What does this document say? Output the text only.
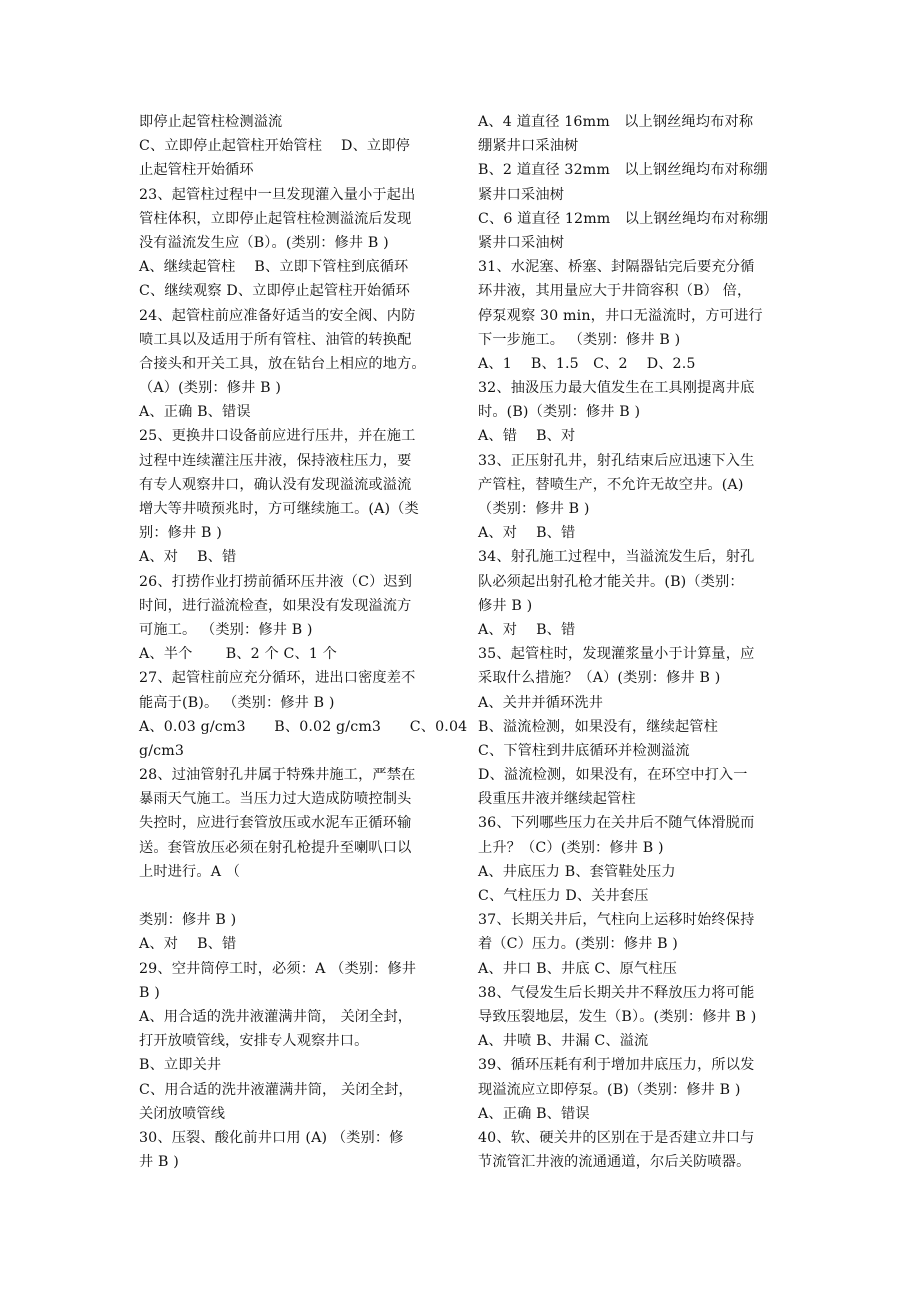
即停止起管柱检测溢流
C、立即停止起管柱开始管柱　 D、立即停
止起管柱开始循环
23、起管柱过程中一旦发现灌入量小于起出
管柱体积，立即停止起管柱检测溢流后发现
没有溢流发生应（B）。(类别：修井 B )
A、继续起管柱　 B、立即下管柱到底循环
C、继续观察 D、立即停止起管柱开始循环
24、起管柱前应准备好适当的安全阀、内防
喷工具以及适用于所有管柱、油管的转换配
合接头和开关工具，放在钻台上相应的地方。
（A）(类别：修井 B )
A、正确 B、错误
25、更换井口设备前应进行压井，并在施工
过程中连续灌注压井液，保持液柱压力，要
有专人观察井口，确认没有发现溢流或溢流
增大等井喷预兆时，方可继续施工。(A)（类
别：修井 B )
A、对　 B、错
26、打捞作业打捞前循环压井液（C）迟到
时间，进行溢流检查，如果没有发现溢流方
可施工。 （类别：修井 B )
A、半个　　 B、2 个 C、1 个
27、起管柱前应充分循环，进出口密度差不
能高于(B)。 （类别：修井 B )
A、0.03 g/cm3　　B、0.02 g/cm3　　C、0.04
g/cm3
28、过油管射孔井属于特殊井施工，严禁在
暴雨天气施工。当压力过大造成防喷控制头
失控时，应进行套管放压或水泥车正循环输
送。套管放压必须在射孔枪提升至喇叭口以
上时进行。A （
类别：修井 B )
A、对　 B、错
29、空井筒停工时，必须：A （类别：修井
B )
A、用合适的洗井液灌满井筒， 关闭全封，
打开放喷管线，安排专人观察井口。
B、立即关井
C、用合适的洗井液灌满井筒， 关闭全封，
关闭放喷管线
30、压裂、酸化前井口用 (A) （类别：修
井 B )
A、4 道直径 16mm　以上钢丝绳均布对称
绷紧井口采油树
B、2 道直径 32mm　以上钢丝绳均布对称绷
紧井口采油树
C、6 道直径 12mm　以上钢丝绳均布对称绷
紧井口采油树
31、水泥塞、桥塞、封隔器钻完后要充分循
环井液，其用量应大于井筒容积（B） 倍，
停泵观察 30 min，井口无溢流时，方可进行
下一步施工。 （类别：修井 B )
A、1　 B、1.5　C、2　 D、2.5
32、抽汲压力最大值发生在工具刚提离井底
时。(B)（类别：修井 B )
A、错　 B、对
33、正压射孔井，射孔结束后应迅速下入生
产管柱，替喷生产，不允许无故空井。(A)
（类别：修井 B )
A、对　 B、错
34、射孔施工过程中，当溢流发生后，射孔
队必须起出射孔枪才能关井。(B)（类别：
修井 B )
A、对　 B、错
35、起管柱时，发现灌浆量小于计算量，应
采取什么措施？（A）(类别：修井 B )
A、关井并循环洗井
B、溢流检测，如果没有，继续起管柱
C、下管柱到井底循环并检测溢流
D、溢流检测，如果没有，在环空中打入一
段重压井液并继续起管柱
36、下列哪些压力在关井后不随气体滑脱而
上升？（C）(类别：修井 B )
A、井底压力 B、套管鞋处压力
C、气柱压力 D、关井套压
37、长期关井后，气柱向上运移时始终保持
着（C）压力。(类别：修井 B )
A、井口 B、井底 C、原气柱压
38、气侵发生后长期关井不释放压力将可能
导致压裂地层，发生（B）。(类别：修井 B )
A、井喷 B、井漏 C、溢流
39、循环压耗有利于增加井底压力，所以发
现溢流应立即停泵。(B)（类别：修井 B )
A、正确 B、错误
40、软、硬关井的区别在于是否建立井口与
节流管汇井液的流通通道，尔后关防喷器。
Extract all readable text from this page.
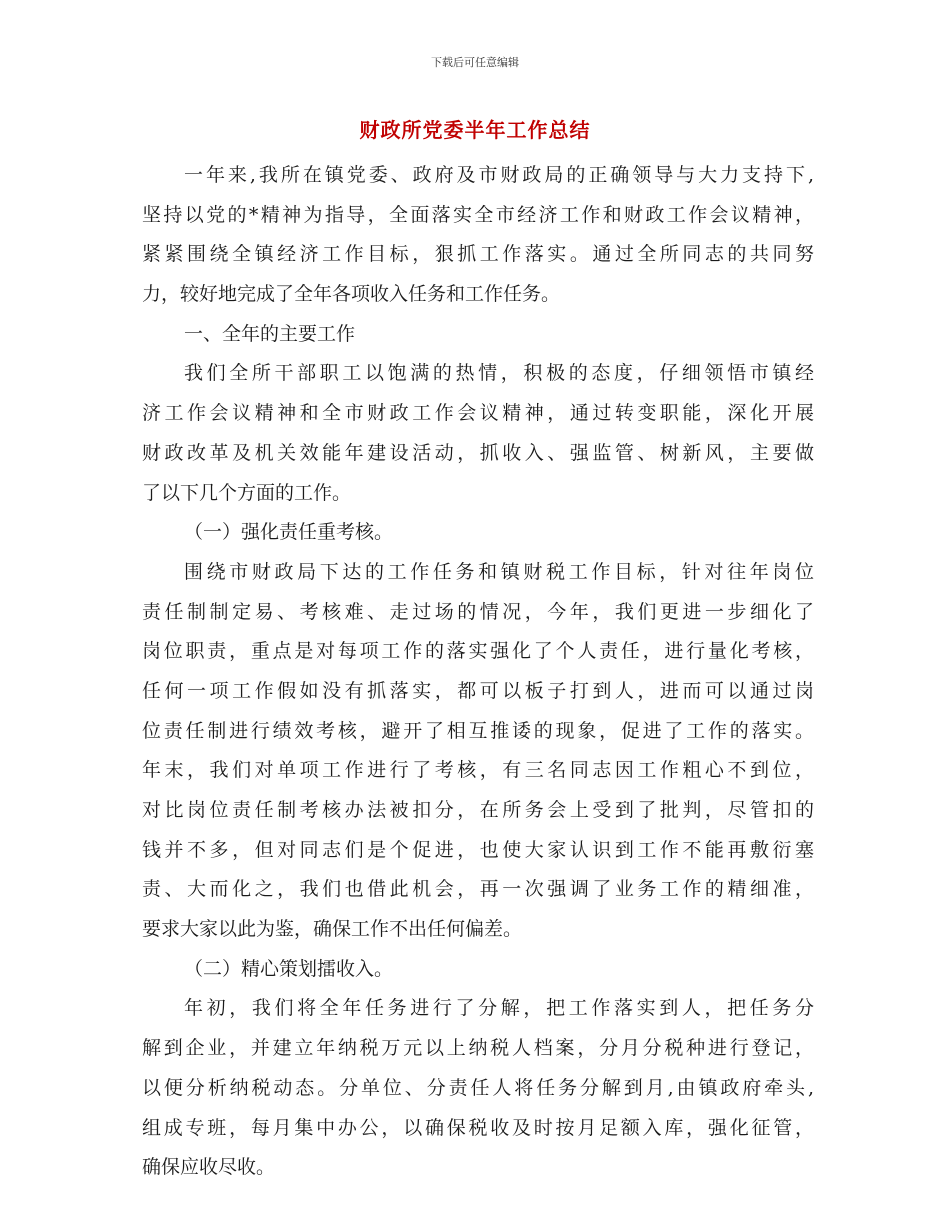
下载后可任意编辑
财政所党委半年工作总结
一年来,我所在镇党委、政府及市财政局的正确领导与大力支持下,
坚持以党的*精神为指导，全面落实全市经济工作和财政工作会议精神，
紧紧围绕全镇经济工作目标，狠抓工作落实。通过全所同志的共同努
力，较好地完成了全年各项收入任务和工作任务。
一、全年的主要工作
我们全所干部职工以饱满的热情，积极的态度，仔细领悟市镇经
济工作会议精神和全市财政工作会议精神，通过转变职能，深化开展
财政改革及机关效能年建设活动，抓收入、强监管、树新风，主要做
了以下几个方面的工作。
（一）强化责任重考核。
围绕市财政局下达的工作任务和镇财税工作目标，针对往年岗位
责任制制定易、考核难、走过场的情况，今年，我们更进一步细化了
岗位职责，重点是对每项工作的落实强化了个人责任，进行量化考核，
任何一项工作假如没有抓落实，都可以板子打到人，进而可以通过岗
位责任制进行绩效考核，避开了相互推诿的现象，促进了工作的落实。
年末，我们对单项工作进行了考核，有三名同志因工作粗心不到位，
对比岗位责任制考核办法被扣分，在所务会上受到了批判，尽管扣的
钱并不多，但对同志们是个促进，也使大家认识到工作不能再敷衍塞
责、大而化之，我们也借此机会，再一次强调了业务工作的精细准，
要求大家以此为鉴，确保工作不出任何偏差。
（二）精心策划擂收入。
年初，我们将全年任务进行了分解，把工作落实到人，把任务分
解到企业，并建立年纳税万元以上纳税人档案，分月分税种进行登记，
以便分析纳税动态。分单位、分责任人将任务分解到月,由镇政府牵头,
组成专班，每月集中办公，以确保税收及时按月足额入库，强化征管，
确保应收尽收。
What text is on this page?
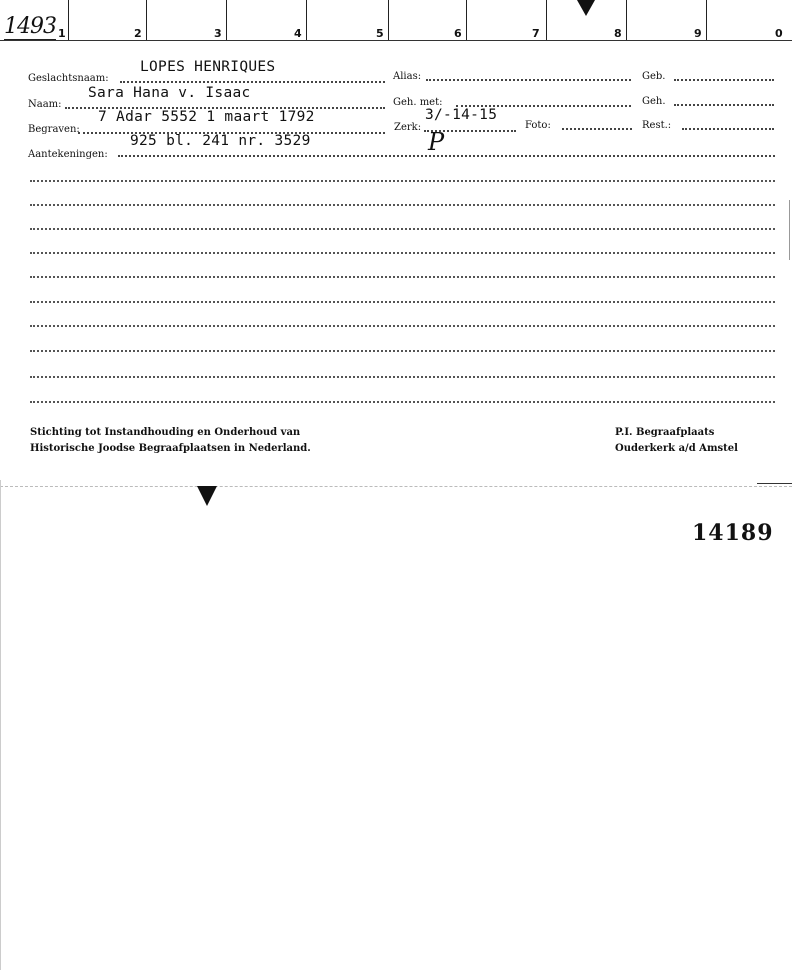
1	2	3	4	5	6	7	8	9	0
1493
Geslachtsnaam:
LOPES HENRIQUES
Alias:	Geb.
Naam:
Sara Hana v. Isaac
Geh. met:	Geh.
Begraven:
7 Adar 5552 1 maart 1792
Zerk:
3/-14-15
Foto:	Rest.:
Aantekeningen:
925 bl. 241 nr. 3529	P
Stichting tot Instandhouding en Onderhoud van
Historische Joodse Begraafplaatsen in Nederland.
P.I. Begraafplaats
Ouderkerk a/d Amstel
14189
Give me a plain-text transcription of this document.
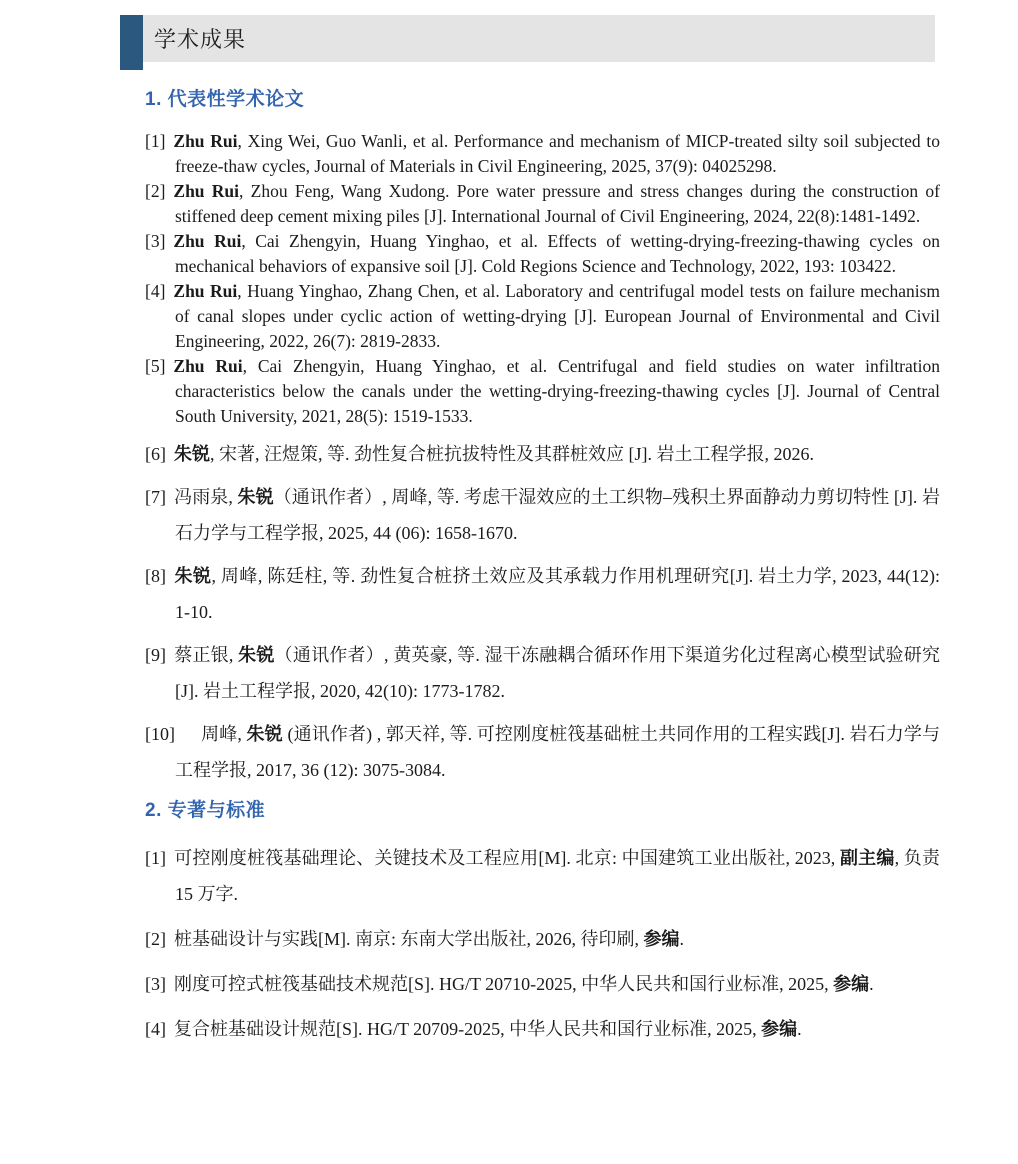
学术成果
1. 代表性学术论文
[1] Zhu Rui, Xing Wei, Guo Wanli, et al. Performance and mechanism of MICP-treated silty soil subjected to freeze-thaw cycles, Journal of Materials in Civil Engineering, 2025, 37(9): 04025298.
[2] Zhu Rui, Zhou Feng, Wang Xudong. Pore water pressure and stress changes during the construction of stiffened deep cement mixing piles [J]. International Journal of Civil Engineering, 2024, 22(8):1481-1492.
[3] Zhu Rui, Cai Zhengyin, Huang Yinghao, et al. Effects of wetting-drying-freezing-thawing cycles on mechanical behaviors of expansive soil [J]. Cold Regions Science and Technology, 2022, 193: 103422.
[4] Zhu Rui, Huang Yinghao, Zhang Chen, et al. Laboratory and centrifugal model tests on failure mechanism of canal slopes under cyclic action of wetting-drying [J]. European Journal of Environmental and Civil Engineering, 2022, 26(7): 2819-2833.
[5] Zhu Rui, Cai Zhengyin, Huang Yinghao, et al. Centrifugal and field studies on water infiltration characteristics below the canals under the wetting-drying-freezing-thawing cycles [J]. Journal of Central South University, 2021, 28(5): 1519-1533.
[6] 朱锐, 宋著, 汪煜策, 等. 劲性复合桩抗拔特性及其群桩效应 [J]. 岩土工程学报, 2026.
[7] 冯雨泉, 朱锐（通讯作者）, 周峰, 等. 考虑干湿效应的土工织物–残积土界面静动力剪切特性 [J]. 岩石力学与工程学报, 2025, 44 (06): 1658-1670.
[8] 朱锐, 周峰, 陈廷柱, 等. 劲性复合桩挤土效应及其承载力作用机理研究[J]. 岩土力学, 2023, 44(12): 1-10.
[9] 蔡正银, 朱锐（通讯作者）, 黄英豪, 等. 湿干冻融耦合循环作用下渠道劣化过程离心模型试验研究[J]. 岩土工程学报, 2020, 42(10): 1773-1782.
[10] 周峰, 朱锐 (通讯作者) , 郭天祥, 等. 可控刚度桩筏基础桩土共同作用的工程实践[J]. 岩石力学与工程学报, 2017, 36 (12): 3075-3084.
2. 专著与标准
[1] 可控刚度桩筏基础理论、关键技术及工程应用[M]. 北京: 中国建筑工业出版社, 2023, 副主编, 负责 15 万字.
[2] 桩基础设计与实践[M]. 南京: 东南大学出版社, 2026, 待印刷, 参编.
[3] 刚度可控式桩筏基础技术规范[S]. HG/T 20710-2025, 中华人民共和国行业标准, 2025, 参编.
[4] 复合桩基础设计规范[S]. HG/T 20709-2025, 中华人民共和国行业标准, 2025, 参编.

--------

▸ **WHAT IS REQUIRED**:
Show all lines above holding "Civil".

▸ **WRITTEN RESPONSE**:
[1] Zhu Rui, Xing Wei, Guo Wanli, et al. Performance and mechanism of MICP-treated silty soil subjected to freeze-thaw cycles, Journal of Materials in Civil Engineering, 2025, 37(9): 04025298.
[2] Zhu Rui, Zhou Feng, Wang Xudong. Pore water pressure and stress changes during the construction of stiffened deep cement mixing piles [J]. International Journal of Civil Engineering, 2024, 22(8):1481-1492.
[4] Zhu Rui, Huang Yinghao, Zhang Chen, et al. Laboratory and centrifugal model tests on failure mechanism of canal slopes under cyclic action of wetting-drying [J]. European Journal of Environmental and Civil Engineering, 2022, 26(7): 2819-2833.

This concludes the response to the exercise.